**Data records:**

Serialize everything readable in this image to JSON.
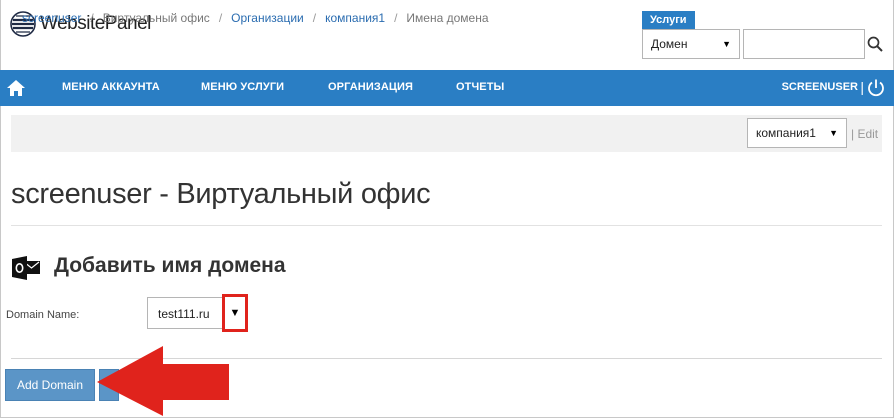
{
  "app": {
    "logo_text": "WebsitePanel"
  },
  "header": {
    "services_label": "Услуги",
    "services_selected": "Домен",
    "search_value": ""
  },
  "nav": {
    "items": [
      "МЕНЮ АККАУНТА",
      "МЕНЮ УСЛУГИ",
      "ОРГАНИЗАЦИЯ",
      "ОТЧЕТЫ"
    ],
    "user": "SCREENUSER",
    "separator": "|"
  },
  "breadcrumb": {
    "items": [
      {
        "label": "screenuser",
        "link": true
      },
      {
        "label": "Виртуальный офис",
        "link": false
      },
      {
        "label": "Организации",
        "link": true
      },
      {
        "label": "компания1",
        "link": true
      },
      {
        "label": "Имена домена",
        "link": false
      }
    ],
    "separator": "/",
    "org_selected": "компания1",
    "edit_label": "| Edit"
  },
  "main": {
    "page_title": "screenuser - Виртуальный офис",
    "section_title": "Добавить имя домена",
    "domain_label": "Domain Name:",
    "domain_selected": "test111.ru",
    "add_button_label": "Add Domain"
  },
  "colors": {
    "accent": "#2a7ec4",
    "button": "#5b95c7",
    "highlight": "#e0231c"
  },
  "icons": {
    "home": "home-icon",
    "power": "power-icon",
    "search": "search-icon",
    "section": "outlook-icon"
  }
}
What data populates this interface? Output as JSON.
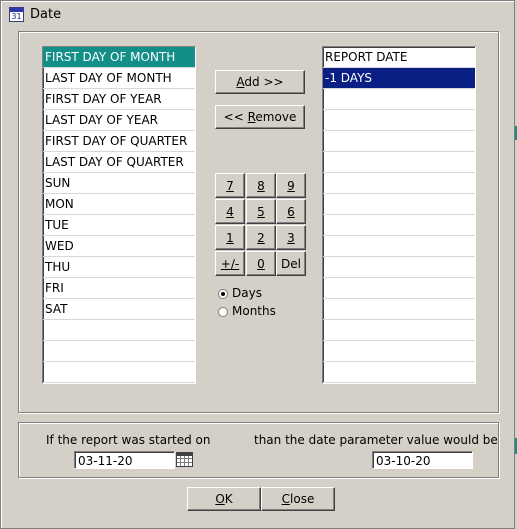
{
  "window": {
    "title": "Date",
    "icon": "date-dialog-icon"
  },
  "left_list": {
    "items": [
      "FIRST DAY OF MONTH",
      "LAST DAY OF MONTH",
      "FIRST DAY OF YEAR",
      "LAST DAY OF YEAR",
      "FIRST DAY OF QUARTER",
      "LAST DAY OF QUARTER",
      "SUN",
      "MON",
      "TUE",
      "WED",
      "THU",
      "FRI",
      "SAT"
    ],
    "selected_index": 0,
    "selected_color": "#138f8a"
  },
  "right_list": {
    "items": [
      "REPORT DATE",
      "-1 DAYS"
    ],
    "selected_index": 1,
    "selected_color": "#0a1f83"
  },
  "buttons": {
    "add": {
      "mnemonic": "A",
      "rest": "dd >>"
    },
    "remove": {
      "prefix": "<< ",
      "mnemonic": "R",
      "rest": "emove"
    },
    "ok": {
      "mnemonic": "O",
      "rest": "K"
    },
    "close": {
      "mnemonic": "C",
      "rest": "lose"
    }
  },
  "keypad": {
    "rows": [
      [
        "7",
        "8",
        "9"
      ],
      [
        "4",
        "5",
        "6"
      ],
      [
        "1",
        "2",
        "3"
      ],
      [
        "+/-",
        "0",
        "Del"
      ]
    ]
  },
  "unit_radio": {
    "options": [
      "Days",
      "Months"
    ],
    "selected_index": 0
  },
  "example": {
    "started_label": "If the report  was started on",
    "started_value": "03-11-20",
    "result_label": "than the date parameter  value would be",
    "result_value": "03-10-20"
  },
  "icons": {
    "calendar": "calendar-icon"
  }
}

**EXERCISE DESCRIPTION:**
Return only the number of lines in the entries that contain the string "JSON".

**RESPONSE TO THIS EXERCISE:**
2